AIM OF THE TASK »
From the entries below, gather each line containing the word "image".

PROVIDED RECORDS »
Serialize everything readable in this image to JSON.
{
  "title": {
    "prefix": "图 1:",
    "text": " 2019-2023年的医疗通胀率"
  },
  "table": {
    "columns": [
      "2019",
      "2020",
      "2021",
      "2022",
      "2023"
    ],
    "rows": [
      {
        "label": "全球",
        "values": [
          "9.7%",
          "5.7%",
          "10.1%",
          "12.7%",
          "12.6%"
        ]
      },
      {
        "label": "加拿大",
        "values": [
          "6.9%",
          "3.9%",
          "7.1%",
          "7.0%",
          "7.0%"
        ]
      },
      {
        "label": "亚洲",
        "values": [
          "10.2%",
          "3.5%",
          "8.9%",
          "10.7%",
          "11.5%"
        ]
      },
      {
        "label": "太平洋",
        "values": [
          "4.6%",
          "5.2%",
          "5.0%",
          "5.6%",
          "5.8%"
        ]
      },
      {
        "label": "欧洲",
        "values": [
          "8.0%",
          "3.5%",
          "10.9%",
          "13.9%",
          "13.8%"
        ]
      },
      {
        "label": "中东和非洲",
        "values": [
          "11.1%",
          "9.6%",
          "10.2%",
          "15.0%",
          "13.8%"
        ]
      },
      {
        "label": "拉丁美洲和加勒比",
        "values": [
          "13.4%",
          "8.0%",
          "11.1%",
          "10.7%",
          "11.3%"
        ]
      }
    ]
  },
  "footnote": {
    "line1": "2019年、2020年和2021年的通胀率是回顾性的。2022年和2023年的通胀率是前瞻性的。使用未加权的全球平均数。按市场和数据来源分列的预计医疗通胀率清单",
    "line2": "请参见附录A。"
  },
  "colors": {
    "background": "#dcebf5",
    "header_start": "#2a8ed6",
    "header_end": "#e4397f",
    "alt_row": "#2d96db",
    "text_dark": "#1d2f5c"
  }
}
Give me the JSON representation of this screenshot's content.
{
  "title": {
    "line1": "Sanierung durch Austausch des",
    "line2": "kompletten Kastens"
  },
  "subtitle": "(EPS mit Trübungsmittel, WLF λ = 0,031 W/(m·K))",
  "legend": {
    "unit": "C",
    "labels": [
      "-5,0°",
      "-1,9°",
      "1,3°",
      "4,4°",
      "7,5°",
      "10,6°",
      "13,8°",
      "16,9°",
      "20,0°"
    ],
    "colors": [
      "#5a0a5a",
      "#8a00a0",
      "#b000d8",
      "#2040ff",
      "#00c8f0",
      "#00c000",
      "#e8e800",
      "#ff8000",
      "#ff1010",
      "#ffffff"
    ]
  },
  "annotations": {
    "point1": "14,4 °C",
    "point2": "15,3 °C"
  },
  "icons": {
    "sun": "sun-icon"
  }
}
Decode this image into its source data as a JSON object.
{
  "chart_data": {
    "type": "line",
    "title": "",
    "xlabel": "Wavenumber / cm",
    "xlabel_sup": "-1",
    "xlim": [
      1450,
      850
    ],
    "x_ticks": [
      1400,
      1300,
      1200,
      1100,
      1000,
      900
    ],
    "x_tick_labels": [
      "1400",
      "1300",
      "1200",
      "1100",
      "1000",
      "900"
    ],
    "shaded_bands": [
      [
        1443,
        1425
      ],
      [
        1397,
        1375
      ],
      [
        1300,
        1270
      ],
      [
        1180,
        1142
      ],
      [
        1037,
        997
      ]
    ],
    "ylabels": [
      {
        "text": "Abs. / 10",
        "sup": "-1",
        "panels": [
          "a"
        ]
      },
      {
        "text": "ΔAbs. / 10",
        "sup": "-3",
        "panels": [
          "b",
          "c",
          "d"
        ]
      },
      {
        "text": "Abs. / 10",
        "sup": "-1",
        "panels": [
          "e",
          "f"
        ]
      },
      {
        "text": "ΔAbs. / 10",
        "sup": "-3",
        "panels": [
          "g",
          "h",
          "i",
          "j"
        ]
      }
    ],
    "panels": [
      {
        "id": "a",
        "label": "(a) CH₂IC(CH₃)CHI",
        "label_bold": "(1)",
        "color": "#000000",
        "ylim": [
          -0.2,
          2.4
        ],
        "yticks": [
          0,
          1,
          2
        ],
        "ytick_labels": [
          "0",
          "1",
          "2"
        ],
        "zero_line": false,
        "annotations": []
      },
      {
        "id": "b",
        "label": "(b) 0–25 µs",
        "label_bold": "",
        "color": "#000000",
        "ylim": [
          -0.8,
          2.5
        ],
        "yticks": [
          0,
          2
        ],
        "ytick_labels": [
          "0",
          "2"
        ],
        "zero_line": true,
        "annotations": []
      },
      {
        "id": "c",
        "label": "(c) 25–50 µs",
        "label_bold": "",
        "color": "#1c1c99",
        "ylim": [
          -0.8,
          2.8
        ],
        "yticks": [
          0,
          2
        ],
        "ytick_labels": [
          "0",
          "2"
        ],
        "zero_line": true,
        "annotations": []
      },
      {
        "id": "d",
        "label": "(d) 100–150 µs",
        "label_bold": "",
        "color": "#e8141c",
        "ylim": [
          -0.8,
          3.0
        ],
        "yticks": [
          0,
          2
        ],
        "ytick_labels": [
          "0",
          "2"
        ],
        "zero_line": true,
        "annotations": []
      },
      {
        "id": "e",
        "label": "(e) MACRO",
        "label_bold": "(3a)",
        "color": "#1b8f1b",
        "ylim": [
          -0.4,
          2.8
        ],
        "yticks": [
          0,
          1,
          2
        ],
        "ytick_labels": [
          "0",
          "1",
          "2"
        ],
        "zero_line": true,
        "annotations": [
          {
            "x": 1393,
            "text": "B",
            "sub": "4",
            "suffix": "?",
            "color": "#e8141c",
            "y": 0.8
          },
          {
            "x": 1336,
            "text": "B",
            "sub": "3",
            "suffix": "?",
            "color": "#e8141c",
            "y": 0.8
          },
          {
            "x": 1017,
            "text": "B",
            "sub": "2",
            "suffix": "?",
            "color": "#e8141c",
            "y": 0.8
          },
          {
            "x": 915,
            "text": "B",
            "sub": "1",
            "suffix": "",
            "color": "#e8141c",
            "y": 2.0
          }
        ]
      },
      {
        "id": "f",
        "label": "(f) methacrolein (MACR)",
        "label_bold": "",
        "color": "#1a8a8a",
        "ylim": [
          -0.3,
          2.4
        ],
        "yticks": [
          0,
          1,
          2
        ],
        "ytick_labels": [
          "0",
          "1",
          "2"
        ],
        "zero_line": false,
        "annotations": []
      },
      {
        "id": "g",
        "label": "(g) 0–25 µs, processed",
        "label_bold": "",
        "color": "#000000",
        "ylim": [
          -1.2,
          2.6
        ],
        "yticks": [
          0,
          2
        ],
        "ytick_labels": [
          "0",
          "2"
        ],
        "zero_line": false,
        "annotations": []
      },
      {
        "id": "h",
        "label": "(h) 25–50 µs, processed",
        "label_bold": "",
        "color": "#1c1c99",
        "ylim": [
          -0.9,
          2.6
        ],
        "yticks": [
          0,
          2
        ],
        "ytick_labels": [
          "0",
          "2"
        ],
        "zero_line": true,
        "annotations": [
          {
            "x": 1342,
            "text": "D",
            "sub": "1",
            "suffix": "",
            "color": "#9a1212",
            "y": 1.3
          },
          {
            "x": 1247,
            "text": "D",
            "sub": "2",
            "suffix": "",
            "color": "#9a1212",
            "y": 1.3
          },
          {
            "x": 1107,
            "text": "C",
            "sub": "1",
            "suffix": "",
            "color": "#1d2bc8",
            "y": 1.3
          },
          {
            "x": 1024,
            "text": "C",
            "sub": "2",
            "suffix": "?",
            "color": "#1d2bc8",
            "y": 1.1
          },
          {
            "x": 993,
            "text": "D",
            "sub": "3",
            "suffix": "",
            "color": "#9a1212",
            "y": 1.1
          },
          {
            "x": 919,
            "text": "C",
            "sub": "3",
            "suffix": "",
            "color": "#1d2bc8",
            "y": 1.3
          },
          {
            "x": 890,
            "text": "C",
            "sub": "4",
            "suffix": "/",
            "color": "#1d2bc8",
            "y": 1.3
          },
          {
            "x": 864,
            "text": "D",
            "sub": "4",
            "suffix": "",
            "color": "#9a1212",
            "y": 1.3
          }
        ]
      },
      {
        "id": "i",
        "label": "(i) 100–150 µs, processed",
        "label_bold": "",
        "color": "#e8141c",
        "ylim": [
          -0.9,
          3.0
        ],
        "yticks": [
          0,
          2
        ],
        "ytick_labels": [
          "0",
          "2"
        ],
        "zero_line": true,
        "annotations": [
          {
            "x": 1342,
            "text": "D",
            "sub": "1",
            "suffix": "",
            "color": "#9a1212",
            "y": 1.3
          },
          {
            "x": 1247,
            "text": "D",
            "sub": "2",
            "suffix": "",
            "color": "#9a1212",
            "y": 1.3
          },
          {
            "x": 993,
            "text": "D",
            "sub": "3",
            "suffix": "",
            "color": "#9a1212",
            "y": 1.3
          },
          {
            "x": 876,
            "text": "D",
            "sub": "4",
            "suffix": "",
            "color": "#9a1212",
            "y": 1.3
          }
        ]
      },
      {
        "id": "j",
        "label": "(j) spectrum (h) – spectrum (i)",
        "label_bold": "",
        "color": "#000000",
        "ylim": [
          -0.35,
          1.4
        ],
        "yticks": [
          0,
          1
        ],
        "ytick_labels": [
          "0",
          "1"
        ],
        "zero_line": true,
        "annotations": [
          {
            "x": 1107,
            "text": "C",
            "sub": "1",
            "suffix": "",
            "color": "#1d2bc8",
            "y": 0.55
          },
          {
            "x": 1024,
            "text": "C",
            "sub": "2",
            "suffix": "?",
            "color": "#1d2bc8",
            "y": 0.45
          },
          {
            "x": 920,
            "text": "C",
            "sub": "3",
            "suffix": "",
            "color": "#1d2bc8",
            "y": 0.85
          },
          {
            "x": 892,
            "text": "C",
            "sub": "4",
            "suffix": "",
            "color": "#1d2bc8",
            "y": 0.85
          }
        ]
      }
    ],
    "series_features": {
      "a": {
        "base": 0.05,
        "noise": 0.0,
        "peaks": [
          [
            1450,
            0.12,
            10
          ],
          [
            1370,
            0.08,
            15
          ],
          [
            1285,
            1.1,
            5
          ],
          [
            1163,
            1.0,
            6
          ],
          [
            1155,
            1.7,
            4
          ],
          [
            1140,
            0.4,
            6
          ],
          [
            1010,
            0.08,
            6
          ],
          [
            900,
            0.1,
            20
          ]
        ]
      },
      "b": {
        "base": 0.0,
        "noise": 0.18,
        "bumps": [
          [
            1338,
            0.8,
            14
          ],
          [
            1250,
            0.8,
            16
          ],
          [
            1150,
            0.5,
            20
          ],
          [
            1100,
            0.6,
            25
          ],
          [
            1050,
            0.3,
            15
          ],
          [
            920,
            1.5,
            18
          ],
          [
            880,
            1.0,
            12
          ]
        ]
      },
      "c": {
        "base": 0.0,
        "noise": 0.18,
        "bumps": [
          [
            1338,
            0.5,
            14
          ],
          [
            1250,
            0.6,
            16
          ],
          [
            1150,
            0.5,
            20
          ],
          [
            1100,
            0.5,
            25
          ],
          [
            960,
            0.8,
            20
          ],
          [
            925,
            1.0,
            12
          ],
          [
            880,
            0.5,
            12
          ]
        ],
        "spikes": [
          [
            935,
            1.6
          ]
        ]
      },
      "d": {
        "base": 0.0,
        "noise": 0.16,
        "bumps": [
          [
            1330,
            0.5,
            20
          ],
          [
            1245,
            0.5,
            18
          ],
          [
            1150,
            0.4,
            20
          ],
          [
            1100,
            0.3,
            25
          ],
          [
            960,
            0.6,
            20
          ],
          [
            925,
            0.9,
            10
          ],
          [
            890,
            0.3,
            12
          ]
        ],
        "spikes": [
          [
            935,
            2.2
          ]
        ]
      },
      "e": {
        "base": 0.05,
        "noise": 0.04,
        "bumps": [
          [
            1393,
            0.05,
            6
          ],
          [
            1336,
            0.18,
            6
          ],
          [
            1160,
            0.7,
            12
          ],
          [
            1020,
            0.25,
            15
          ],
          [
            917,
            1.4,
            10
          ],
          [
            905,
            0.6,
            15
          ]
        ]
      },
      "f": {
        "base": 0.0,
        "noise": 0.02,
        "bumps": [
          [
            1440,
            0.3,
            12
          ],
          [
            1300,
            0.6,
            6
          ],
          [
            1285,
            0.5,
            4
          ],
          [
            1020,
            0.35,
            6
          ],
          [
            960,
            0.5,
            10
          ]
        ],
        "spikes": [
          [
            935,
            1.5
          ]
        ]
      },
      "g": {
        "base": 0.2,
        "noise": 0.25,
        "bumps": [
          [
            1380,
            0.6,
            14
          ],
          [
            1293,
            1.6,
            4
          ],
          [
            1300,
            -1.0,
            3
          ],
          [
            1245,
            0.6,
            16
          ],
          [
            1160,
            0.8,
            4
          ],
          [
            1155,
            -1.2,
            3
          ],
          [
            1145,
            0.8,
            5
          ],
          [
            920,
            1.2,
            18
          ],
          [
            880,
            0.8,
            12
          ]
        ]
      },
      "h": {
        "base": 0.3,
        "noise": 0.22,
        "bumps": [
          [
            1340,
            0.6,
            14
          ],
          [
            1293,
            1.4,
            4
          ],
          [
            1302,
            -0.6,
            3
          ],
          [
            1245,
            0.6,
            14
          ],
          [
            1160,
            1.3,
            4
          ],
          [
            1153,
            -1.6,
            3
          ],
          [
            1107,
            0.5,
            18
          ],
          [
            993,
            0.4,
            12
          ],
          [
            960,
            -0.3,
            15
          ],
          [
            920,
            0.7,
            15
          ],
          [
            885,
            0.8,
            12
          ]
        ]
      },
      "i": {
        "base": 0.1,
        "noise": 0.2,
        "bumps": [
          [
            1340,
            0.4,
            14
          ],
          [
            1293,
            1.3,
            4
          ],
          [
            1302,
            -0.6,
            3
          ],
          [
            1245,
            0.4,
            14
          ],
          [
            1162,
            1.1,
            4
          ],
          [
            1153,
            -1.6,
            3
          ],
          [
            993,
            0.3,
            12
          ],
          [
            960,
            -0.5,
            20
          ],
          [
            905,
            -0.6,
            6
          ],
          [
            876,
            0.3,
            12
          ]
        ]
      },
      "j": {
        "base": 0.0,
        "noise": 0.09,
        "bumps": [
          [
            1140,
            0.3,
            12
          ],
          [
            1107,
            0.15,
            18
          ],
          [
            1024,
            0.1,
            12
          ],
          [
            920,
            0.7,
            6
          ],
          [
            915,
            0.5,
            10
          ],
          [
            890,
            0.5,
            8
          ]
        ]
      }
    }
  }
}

OUTPUT OF THE EXERCISE »
Serialize everything readable in this image to JSON.
Decode this image into its source data as a JSON object.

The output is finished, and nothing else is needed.